Report the count of lines below in which the string "Rain" occurs; include nothing else.

<<<<

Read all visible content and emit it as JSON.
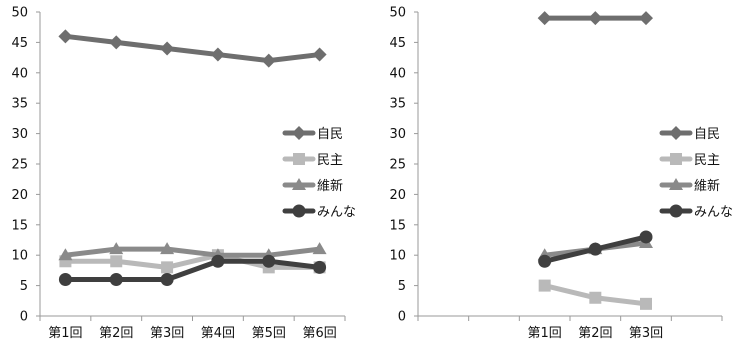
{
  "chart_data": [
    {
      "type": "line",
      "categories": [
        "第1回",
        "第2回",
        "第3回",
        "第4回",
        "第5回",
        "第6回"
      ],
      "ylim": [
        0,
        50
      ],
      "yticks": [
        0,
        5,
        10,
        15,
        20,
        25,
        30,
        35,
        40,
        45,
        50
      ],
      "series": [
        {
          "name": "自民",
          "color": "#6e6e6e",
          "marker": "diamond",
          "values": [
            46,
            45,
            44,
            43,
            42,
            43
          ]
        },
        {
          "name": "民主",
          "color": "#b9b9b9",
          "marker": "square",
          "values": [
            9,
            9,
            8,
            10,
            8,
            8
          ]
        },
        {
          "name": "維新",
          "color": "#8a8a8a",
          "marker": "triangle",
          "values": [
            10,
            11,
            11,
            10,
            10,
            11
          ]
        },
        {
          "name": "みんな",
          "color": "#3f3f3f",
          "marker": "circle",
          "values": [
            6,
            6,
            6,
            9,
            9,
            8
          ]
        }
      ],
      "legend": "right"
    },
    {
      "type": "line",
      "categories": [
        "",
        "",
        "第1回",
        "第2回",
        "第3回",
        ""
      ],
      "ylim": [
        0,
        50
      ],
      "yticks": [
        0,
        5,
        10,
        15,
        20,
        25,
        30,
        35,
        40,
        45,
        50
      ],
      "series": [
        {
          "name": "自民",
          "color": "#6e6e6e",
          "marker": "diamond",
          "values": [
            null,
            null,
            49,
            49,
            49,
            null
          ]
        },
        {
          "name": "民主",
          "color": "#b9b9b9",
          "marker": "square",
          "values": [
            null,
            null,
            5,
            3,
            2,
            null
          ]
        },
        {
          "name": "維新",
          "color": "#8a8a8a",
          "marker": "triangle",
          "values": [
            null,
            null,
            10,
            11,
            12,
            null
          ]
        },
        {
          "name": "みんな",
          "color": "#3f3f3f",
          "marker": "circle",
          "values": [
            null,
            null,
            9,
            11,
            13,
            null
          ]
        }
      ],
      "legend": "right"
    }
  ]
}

>>>>
<<<<

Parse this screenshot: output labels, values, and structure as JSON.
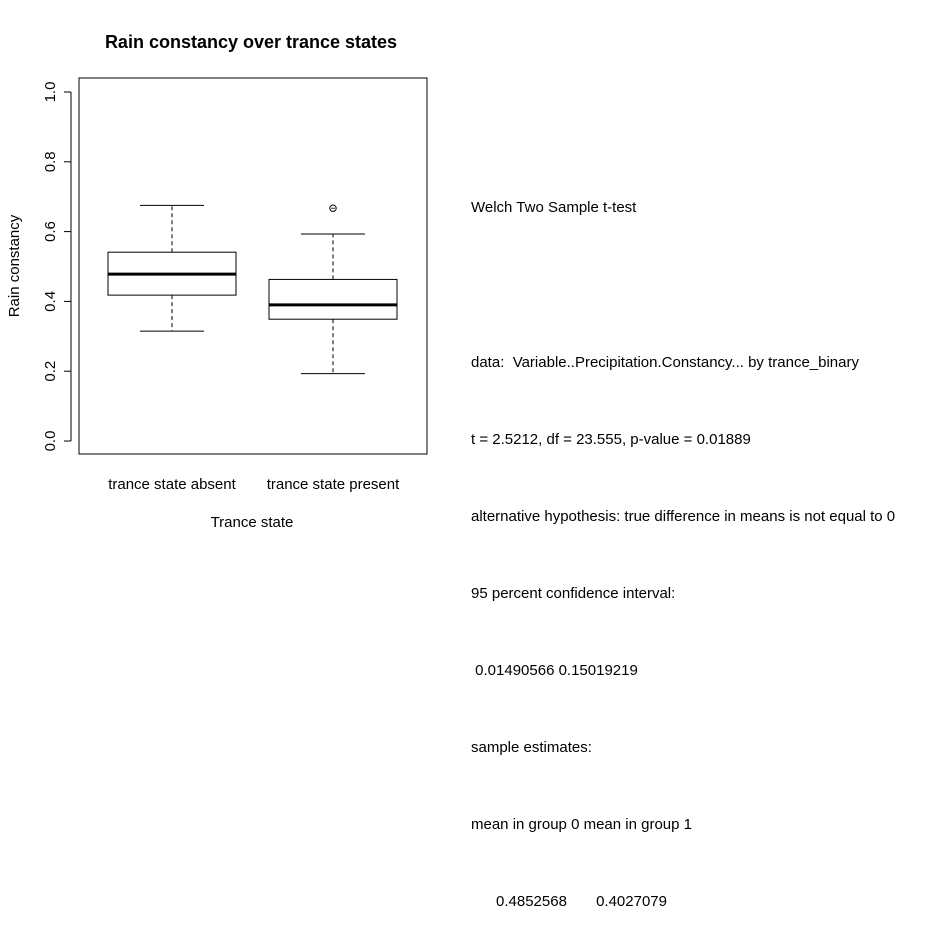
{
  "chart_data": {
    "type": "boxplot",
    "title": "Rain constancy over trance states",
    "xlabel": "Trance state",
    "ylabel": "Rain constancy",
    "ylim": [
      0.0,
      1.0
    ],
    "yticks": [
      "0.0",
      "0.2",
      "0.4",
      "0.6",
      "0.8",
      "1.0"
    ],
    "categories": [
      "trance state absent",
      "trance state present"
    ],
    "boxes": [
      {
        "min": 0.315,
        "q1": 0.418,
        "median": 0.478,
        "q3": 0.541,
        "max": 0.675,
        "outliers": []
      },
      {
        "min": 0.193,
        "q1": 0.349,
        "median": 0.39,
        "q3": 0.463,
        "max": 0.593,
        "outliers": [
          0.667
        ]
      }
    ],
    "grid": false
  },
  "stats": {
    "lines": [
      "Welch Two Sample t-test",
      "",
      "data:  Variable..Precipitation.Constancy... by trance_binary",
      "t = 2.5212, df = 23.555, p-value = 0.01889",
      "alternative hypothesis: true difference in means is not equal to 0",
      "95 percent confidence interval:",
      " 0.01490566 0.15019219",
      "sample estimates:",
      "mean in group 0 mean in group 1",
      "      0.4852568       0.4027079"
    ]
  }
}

>>>>

RESULT OF THE EXERCISE :: 2